#### Brief
In the records, take the part that opens with the line containing "Patent image size: (676, 765)." and closes with the line containing "The wall portion 6 is at (215, 337).". Write out those lines alone, swapping "ice fishing apparatus" for "ice fishing rig" and leaving everything else the same.

(Extracted data entries)
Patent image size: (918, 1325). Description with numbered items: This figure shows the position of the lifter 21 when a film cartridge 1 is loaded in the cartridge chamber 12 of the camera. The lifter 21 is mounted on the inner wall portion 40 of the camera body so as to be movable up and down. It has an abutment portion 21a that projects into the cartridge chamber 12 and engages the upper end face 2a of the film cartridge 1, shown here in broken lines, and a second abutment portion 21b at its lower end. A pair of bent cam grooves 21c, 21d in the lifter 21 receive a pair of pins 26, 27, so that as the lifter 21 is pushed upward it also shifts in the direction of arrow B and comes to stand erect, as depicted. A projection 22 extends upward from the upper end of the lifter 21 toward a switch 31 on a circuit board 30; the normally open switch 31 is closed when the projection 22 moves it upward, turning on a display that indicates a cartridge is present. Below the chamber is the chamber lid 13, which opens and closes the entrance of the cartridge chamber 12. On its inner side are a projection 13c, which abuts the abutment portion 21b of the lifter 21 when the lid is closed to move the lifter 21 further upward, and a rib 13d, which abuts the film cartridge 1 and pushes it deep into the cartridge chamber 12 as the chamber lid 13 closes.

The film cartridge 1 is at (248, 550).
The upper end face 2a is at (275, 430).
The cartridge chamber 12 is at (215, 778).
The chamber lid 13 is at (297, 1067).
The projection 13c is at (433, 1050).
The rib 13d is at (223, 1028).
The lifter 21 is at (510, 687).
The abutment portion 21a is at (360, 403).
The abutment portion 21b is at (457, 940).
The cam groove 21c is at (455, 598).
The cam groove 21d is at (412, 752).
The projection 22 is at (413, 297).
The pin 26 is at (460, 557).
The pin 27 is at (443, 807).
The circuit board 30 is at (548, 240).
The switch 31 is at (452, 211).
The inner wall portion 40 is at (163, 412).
--
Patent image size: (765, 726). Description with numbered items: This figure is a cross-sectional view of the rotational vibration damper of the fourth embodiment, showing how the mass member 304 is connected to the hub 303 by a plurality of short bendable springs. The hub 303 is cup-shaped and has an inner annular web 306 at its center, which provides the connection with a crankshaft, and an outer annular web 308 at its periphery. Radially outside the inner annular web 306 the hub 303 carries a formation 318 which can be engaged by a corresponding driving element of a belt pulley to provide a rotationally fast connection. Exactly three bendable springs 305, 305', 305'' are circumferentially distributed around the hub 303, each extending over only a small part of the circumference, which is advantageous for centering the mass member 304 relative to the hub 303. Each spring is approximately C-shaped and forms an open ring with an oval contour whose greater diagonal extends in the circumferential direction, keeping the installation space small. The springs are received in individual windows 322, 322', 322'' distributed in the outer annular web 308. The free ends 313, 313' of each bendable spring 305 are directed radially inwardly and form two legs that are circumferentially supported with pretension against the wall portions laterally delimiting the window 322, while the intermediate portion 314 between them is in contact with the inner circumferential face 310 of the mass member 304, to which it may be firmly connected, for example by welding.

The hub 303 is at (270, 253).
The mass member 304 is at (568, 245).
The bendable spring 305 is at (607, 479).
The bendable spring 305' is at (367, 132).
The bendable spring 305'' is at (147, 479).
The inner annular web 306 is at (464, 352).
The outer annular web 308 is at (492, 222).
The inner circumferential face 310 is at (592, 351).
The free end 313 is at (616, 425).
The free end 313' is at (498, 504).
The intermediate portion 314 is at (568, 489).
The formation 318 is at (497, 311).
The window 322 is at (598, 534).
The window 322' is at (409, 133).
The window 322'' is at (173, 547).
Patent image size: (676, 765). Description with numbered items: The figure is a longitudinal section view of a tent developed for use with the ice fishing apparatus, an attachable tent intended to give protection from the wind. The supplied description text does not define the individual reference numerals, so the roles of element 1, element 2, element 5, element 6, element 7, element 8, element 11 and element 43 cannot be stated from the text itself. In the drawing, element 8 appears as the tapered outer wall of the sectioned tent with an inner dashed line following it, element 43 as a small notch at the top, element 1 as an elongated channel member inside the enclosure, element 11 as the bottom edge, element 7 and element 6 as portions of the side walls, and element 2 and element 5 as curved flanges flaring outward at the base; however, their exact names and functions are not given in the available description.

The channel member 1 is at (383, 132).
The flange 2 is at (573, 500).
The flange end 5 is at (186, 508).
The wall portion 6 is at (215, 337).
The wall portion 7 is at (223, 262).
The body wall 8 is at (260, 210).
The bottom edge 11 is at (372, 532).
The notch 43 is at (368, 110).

#### Answer in full
Patent image size: (676, 765). Description with numbered items: The figure is a longitudinal section view of a tent developed for use with the ice fishing rig, an attachable tent intended to give protection from the wind. The supplied description text does not define the individual reference numerals, so the roles of element 1, element 2, element 5, element 6, element 7, element 8, element 11 and element 43 cannot be stated from the text itself. In the drawing, element 8 appears as the tapered outer wall of the sectioned tent with an inner dashed line following it, element 43 as a small notch at the top, element 1 as an elongated channel member inside the enclosure, element 11 as the bottom edge, element 7 and element 6 as portions of the side walls, and element 2 and element 5 as curved flanges flaring outward at the base; however, their exact names and functions are not given in the available description.

The channel member 1 is at (383, 132).
The flange 2 is at (573, 500).
The flange end 5 is at (186, 508).
The wall portion 6 is at (215, 337).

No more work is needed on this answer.